→ **Set task**
Return all of the data exactly as written, without the pictures.

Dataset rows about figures
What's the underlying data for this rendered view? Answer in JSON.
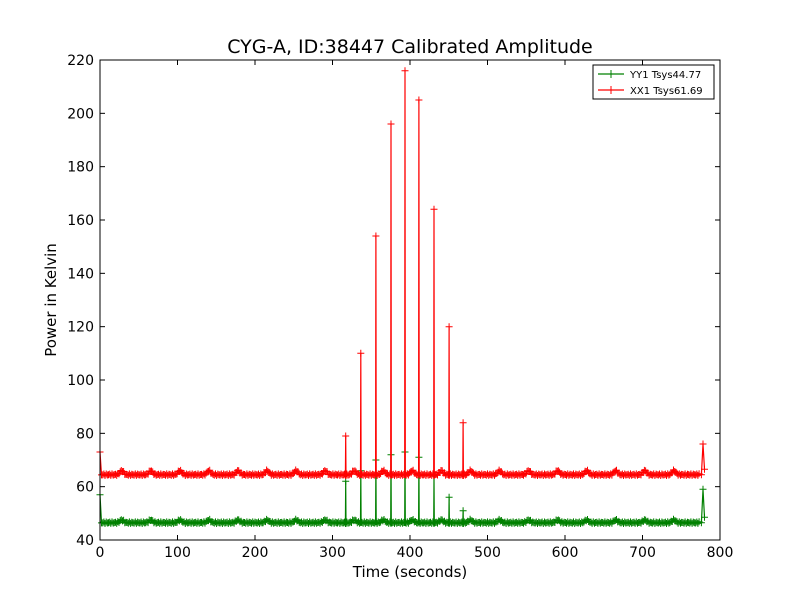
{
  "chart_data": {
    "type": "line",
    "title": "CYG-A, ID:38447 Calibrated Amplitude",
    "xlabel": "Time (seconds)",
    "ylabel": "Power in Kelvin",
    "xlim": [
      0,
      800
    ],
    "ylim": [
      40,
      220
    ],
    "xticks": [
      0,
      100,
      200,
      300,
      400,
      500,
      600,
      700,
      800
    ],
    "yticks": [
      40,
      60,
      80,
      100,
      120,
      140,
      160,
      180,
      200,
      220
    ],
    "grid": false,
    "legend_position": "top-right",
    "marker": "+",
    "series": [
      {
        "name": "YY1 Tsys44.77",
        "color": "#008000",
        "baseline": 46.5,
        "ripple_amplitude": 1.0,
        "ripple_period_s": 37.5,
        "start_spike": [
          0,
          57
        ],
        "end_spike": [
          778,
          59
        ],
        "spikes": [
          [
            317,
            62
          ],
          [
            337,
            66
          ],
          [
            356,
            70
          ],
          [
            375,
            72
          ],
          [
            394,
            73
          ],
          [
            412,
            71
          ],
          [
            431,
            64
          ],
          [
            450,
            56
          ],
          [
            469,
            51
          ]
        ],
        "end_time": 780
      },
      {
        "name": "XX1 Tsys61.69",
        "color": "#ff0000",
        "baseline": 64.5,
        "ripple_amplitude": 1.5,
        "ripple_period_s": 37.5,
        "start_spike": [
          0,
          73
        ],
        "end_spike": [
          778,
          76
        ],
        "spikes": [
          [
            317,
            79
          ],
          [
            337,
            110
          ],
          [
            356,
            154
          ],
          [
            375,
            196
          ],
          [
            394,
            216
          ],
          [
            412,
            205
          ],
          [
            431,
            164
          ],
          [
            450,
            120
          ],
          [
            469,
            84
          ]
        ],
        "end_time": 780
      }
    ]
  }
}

→ **Answer to the exercise**
What's the underlying data for this rendered view? Answer in JSON.
{
  "chart_data": {
    "type": "line",
    "title": "CYG-A, ID:38447 Calibrated Amplitude",
    "xlabel": "Time (seconds)",
    "ylabel": "Power in Kelvin",
    "xlim": [
      0,
      800
    ],
    "ylim": [
      40,
      220
    ],
    "xticks": [
      0,
      100,
      200,
      300,
      400,
      500,
      600,
      700,
      800
    ],
    "yticks": [
      40,
      60,
      80,
      100,
      120,
      140,
      160,
      180,
      200,
      220
    ],
    "grid": false,
    "legend_position": "top-right",
    "marker": "+",
    "series": [
      {
        "name": "YY1 Tsys44.77",
        "color": "#008000",
        "baseline": 46.5,
        "ripple_amplitude": 1.0,
        "ripple_period_s": 37.5,
        "start_spike": [
          0,
          57
        ],
        "end_spike": [
          778,
          59
        ],
        "spikes": [
          [
            317,
            62
          ],
          [
            337,
            66
          ],
          [
            356,
            70
          ],
          [
            375,
            72
          ],
          [
            394,
            73
          ],
          [
            412,
            71
          ],
          [
            431,
            64
          ],
          [
            450,
            56
          ],
          [
            469,
            51
          ]
        ],
        "end_time": 780
      },
      {
        "name": "XX1 Tsys61.69",
        "color": "#ff0000",
        "baseline": 64.5,
        "ripple_amplitude": 1.5,
        "ripple_period_s": 37.5,
        "start_spike": [
          0,
          73
        ],
        "end_spike": [
          778,
          76
        ],
        "spikes": [
          [
            317,
            79
          ],
          [
            337,
            110
          ],
          [
            356,
            154
          ],
          [
            375,
            196
          ],
          [
            394,
            216
          ],
          [
            412,
            205
          ],
          [
            431,
            164
          ],
          [
            450,
            120
          ],
          [
            469,
            84
          ]
        ],
        "end_time": 780
      }
    ]
  }
}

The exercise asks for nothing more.